**What is required**
Every entry below should be transcribed exactly; pictures stay out of the copy.

(Saved data entries)
+===+
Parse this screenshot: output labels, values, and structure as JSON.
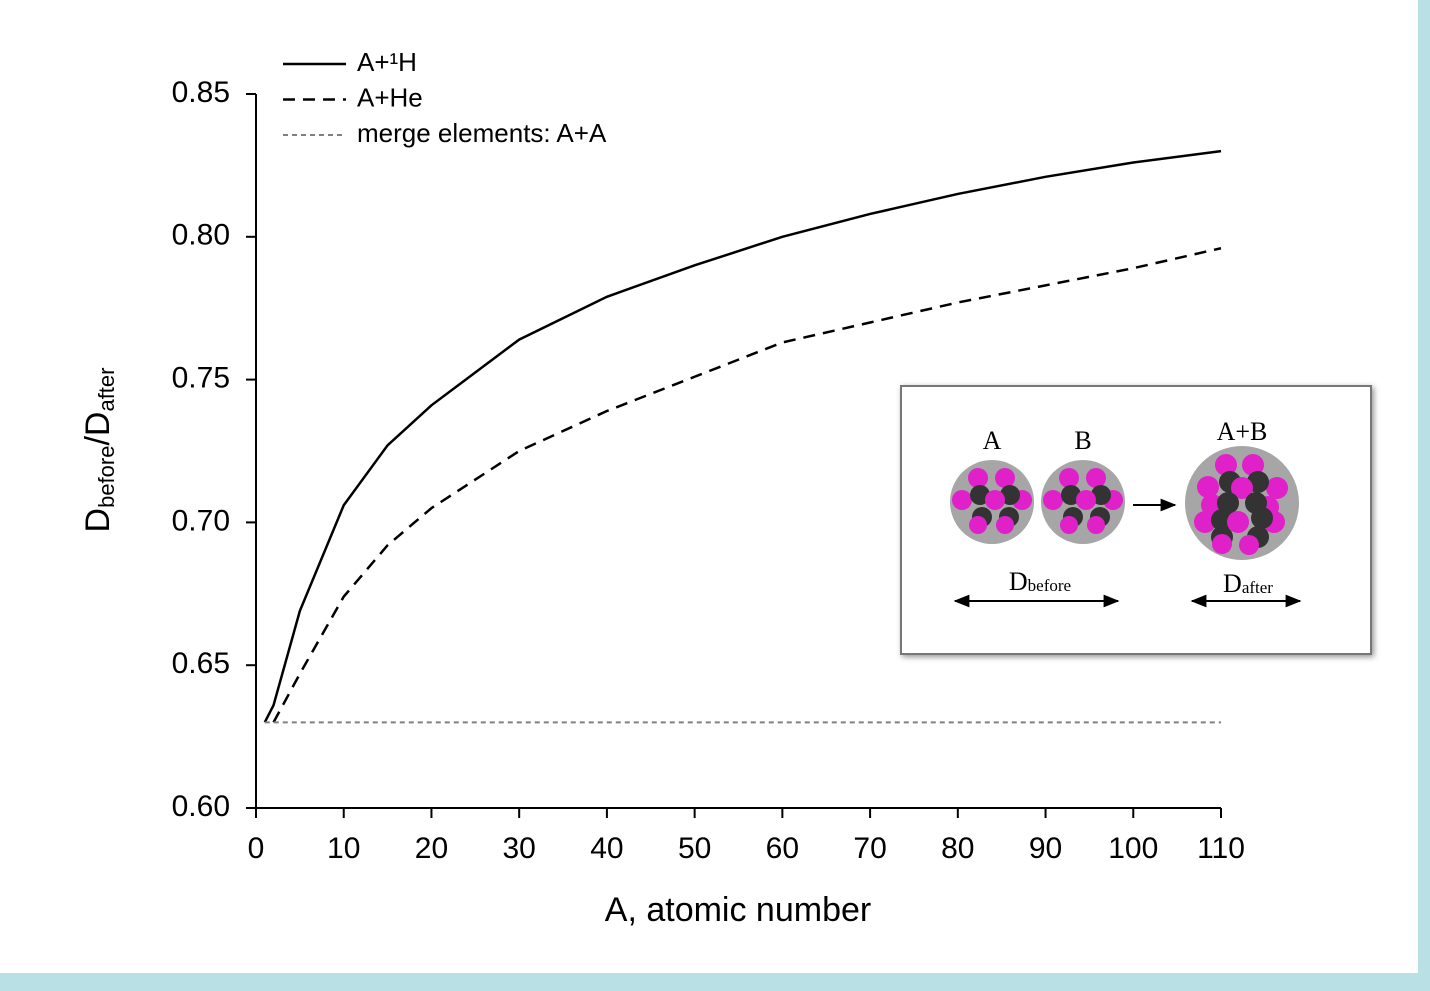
{
  "chart_data": {
    "type": "line",
    "x": [
      1,
      2,
      5,
      10,
      15,
      20,
      30,
      40,
      50,
      60,
      70,
      80,
      90,
      100,
      110
    ],
    "series": [
      {
        "name": "A+¹H",
        "color": "#000000",
        "dash": "solid",
        "values": [
          0.63,
          0.636,
          0.669,
          0.706,
          0.727,
          0.741,
          0.764,
          0.779,
          0.79,
          0.8,
          0.808,
          0.815,
          0.821,
          0.826,
          0.83
        ]
      },
      {
        "name": "A+He",
        "color": "#000000",
        "dash": "dashed",
        "values": [
          null,
          0.63,
          0.647,
          0.674,
          0.692,
          0.705,
          0.725,
          0.739,
          0.751,
          0.763,
          0.77,
          0.777,
          0.783,
          0.789,
          0.796
        ]
      },
      {
        "name": "merge elements: A+A",
        "color": "#808080",
        "dash": "dotted",
        "values": [
          0.63,
          0.63,
          0.63,
          0.63,
          0.63,
          0.63,
          0.63,
          0.63,
          0.63,
          0.63,
          0.63,
          0.63,
          0.63,
          0.63,
          0.63
        ]
      }
    ],
    "xlabel": "A, atomic number",
    "ylabel_parts": [
      "D",
      "before",
      "/D",
      "after"
    ],
    "xlim": [
      0,
      110
    ],
    "xticks": [
      0,
      10,
      20,
      30,
      40,
      50,
      60,
      70,
      80,
      90,
      100,
      110
    ],
    "ylim": [
      0.6,
      0.85
    ],
    "yticks": [
      {
        "value": 0.6,
        "label": "0.60"
      },
      {
        "value": 0.65,
        "label": "0.65"
      },
      {
        "value": 0.7,
        "label": "0.70"
      },
      {
        "value": 0.75,
        "label": "0.75"
      },
      {
        "value": 0.8,
        "label": "0.80"
      },
      {
        "value": 0.85,
        "label": "0.85"
      }
    ],
    "legend": "top-left",
    "grid": false,
    "inset": {
      "label_a": "A",
      "label_b": "B",
      "label_ab": "A+B",
      "d_before": [
        "D",
        "before"
      ],
      "d_after": [
        "D",
        "after"
      ]
    }
  }
}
+===+
**Solved exercise**
Parse this screenshot: output labels, values, and structure as JSON.
{
  "chart_data": {
    "type": "line",
    "x": [
      1,
      2,
      5,
      10,
      15,
      20,
      30,
      40,
      50,
      60,
      70,
      80,
      90,
      100,
      110
    ],
    "series": [
      {
        "name": "A+¹H",
        "color": "#000000",
        "dash": "solid",
        "values": [
          0.63,
          0.636,
          0.669,
          0.706,
          0.727,
          0.741,
          0.764,
          0.779,
          0.79,
          0.8,
          0.808,
          0.815,
          0.821,
          0.826,
          0.83
        ]
      },
      {
        "name": "A+He",
        "color": "#000000",
        "dash": "dashed",
        "values": [
          null,
          0.63,
          0.647,
          0.674,
          0.692,
          0.705,
          0.725,
          0.739,
          0.751,
          0.763,
          0.77,
          0.777,
          0.783,
          0.789,
          0.796
        ]
      },
      {
        "name": "merge elements: A+A",
        "color": "#808080",
        "dash": "dotted",
        "values": [
          0.63,
          0.63,
          0.63,
          0.63,
          0.63,
          0.63,
          0.63,
          0.63,
          0.63,
          0.63,
          0.63,
          0.63,
          0.63,
          0.63,
          0.63
        ]
      }
    ],
    "xlabel": "A, atomic number",
    "ylabel_parts": [
      "D",
      "before",
      "/D",
      "after"
    ],
    "xlim": [
      0,
      110
    ],
    "xticks": [
      0,
      10,
      20,
      30,
      40,
      50,
      60,
      70,
      80,
      90,
      100,
      110
    ],
    "ylim": [
      0.6,
      0.85
    ],
    "yticks": [
      {
        "value": 0.6,
        "label": "0.60"
      },
      {
        "value": 0.65,
        "label": "0.65"
      },
      {
        "value": 0.7,
        "label": "0.70"
      },
      {
        "value": 0.75,
        "label": "0.75"
      },
      {
        "value": 0.8,
        "label": "0.80"
      },
      {
        "value": 0.85,
        "label": "0.85"
      }
    ],
    "legend": "top-left",
    "grid": false,
    "inset": {
      "label_a": "A",
      "label_b": "B",
      "label_ab": "A+B",
      "d_before": [
        "D",
        "before"
      ],
      "d_after": [
        "D",
        "after"
      ]
    }
  }
}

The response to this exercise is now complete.